- **DESCRIPTION OF THE TASK**
Tally the lines containing "nAsie" and report the number alone.

Start LISTED ENTRIES

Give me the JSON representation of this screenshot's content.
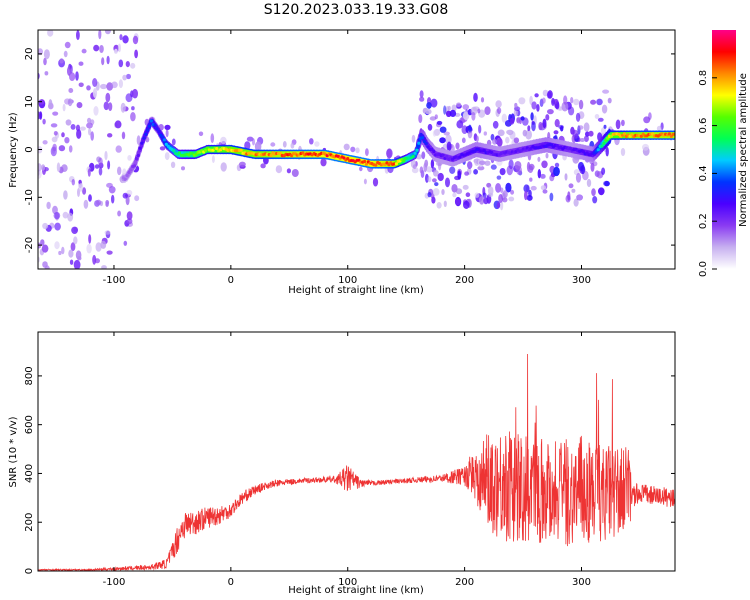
{
  "title": "S120.2023.033.19.33.G08",
  "chart_data": [
    {
      "type": "heatmap",
      "xlabel": "Height of straight line (km)",
      "ylabel": "Frequency (Hz)",
      "xlim": [
        -165,
        380
      ],
      "ylim": [
        -25,
        25
      ],
      "xticks": [
        -100,
        0,
        100,
        200,
        300
      ],
      "yticks": [
        -20,
        -10,
        0,
        10,
        20
      ],
      "grid": false,
      "colorbar": {
        "label": "Normalized spectral amplitude",
        "range": [
          0,
          1
        ],
        "ticks": [
          "0.0",
          "0.2",
          "0.4",
          "0.6",
          "0.8"
        ],
        "colormap": [
          "#ffffff",
          "#c7b0f0",
          "#8a3bf2",
          "#4a00ff",
          "#0033ff",
          "#00ccff",
          "#00ff55",
          "#55ff00",
          "#ffff00",
          "#ff8800",
          "#ff0000",
          "#ff0088"
        ]
      },
      "ridge": {
        "x": [
          -90,
          -82,
          -75,
          -68,
          -62,
          -55,
          -50,
          -45,
          -40,
          -30,
          -20,
          -10,
          0,
          20,
          40,
          60,
          80,
          100,
          120,
          140,
          150,
          158,
          163,
          168,
          175,
          190,
          210,
          230,
          250,
          270,
          290,
          310,
          325,
          340,
          360,
          380
        ],
        "y": [
          -6,
          -3,
          2,
          6,
          4,
          1,
          0,
          -1,
          -1,
          -1,
          0,
          0,
          0,
          -1,
          -1,
          -1,
          -1,
          -2,
          -3,
          -3,
          -2,
          -1,
          3,
          1,
          -1,
          -2,
          0,
          -1,
          0,
          1,
          0,
          -1,
          3,
          3,
          3,
          3
        ],
        "amplitude": [
          0.15,
          0.2,
          0.3,
          0.4,
          0.3,
          0.45,
          0.5,
          0.55,
          0.6,
          0.65,
          0.7,
          0.75,
          0.8,
          0.82,
          0.85,
          0.88,
          0.9,
          0.9,
          0.9,
          0.85,
          0.6,
          0.5,
          0.4,
          0.3,
          0.25,
          0.25,
          0.3,
          0.25,
          0.25,
          0.3,
          0.25,
          0.3,
          0.75,
          0.82,
          0.85,
          0.85
        ]
      }
    },
    {
      "type": "line",
      "xlabel": "Height of straight line (km)",
      "ylabel": "SNR (10 * v/v)",
      "xlim": [
        -165,
        380
      ],
      "ylim": [
        0,
        980
      ],
      "xticks": [
        -100,
        0,
        100,
        200,
        300
      ],
      "yticks": [
        0,
        200,
        400,
        600,
        800
      ],
      "grid": false,
      "series": [
        {
          "color": "#ee3333",
          "x": [
            -165,
            -120,
            -70,
            -55,
            -50,
            -45,
            -40,
            -30,
            -20,
            -10,
            0,
            10,
            20,
            30,
            40,
            60,
            80,
            90,
            100,
            110,
            120,
            150,
            180,
            200,
            210,
            220,
            230,
            250,
            270,
            290,
            300,
            320,
            340,
            343,
            350,
            360,
            380
          ],
          "y": [
            5,
            5,
            15,
            30,
            80,
            140,
            190,
            200,
            220,
            230,
            250,
            300,
            330,
            350,
            360,
            370,
            375,
            375,
            380,
            360,
            360,
            370,
            380,
            390,
            400,
            370,
            360,
            330,
            340,
            320,
            330,
            320,
            330,
            300,
            320,
            310,
            300
          ],
          "spread": [
            3,
            3,
            10,
            20,
            40,
            60,
            60,
            50,
            45,
            40,
            30,
            25,
            20,
            15,
            15,
            10,
            12,
            15,
            60,
            20,
            10,
            10,
            15,
            40,
            120,
            200,
            230,
            230,
            220,
            220,
            230,
            200,
            180,
            60,
            40,
            40,
            40
          ]
        }
      ]
    }
  ]
}
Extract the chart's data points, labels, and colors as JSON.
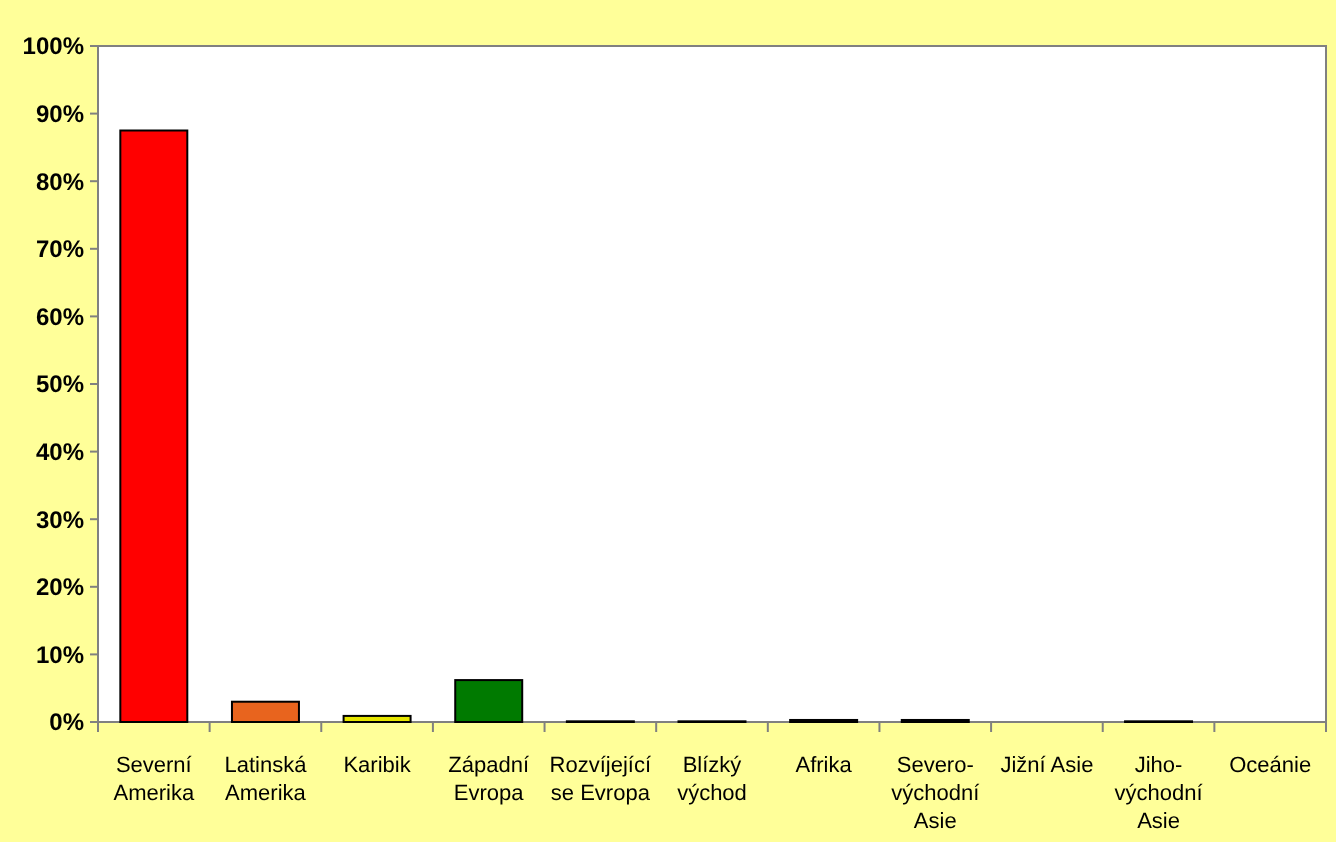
{
  "chart_data": {
    "type": "bar",
    "categories": [
      "Severní\nAmerika",
      "Latinská\nAmerika",
      "Karibik",
      "Západní\nEvropa",
      "Rozvíjející\nse Evropa",
      "Blízký\nvýchod",
      "Afrika",
      "Severo-\nvýchodní\nAsie",
      "Jižní Asie",
      "Jiho-\nvýchodní\nAsie",
      "Oceánie"
    ],
    "values": [
      87.5,
      3.0,
      0.9,
      6.2,
      0.1,
      0.1,
      0.3,
      0.3,
      0,
      0.1,
      0
    ],
    "colors": [
      "#ff0000",
      "#e8641e",
      "#e6e600",
      "#007a00",
      "#808080",
      "#333333",
      "#993366",
      "#000080",
      "#333333",
      "#333333",
      "#333333"
    ],
    "ylim": [
      0,
      100
    ],
    "yticks": [
      {
        "value": 0,
        "label": "0%"
      },
      {
        "value": 10,
        "label": "10%"
      },
      {
        "value": 20,
        "label": "20%"
      },
      {
        "value": 30,
        "label": "30%"
      },
      {
        "value": 40,
        "label": "40%"
      },
      {
        "value": 50,
        "label": "50%"
      },
      {
        "value": 60,
        "label": "60%"
      },
      {
        "value": 70,
        "label": "70%"
      },
      {
        "value": 80,
        "label": "80%"
      },
      {
        "value": 90,
        "label": "90%"
      },
      {
        "value": 100,
        "label": "100%"
      }
    ],
    "grid": false
  }
}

End LISTED ENTRIES

- **EXERCISE RESULT**
2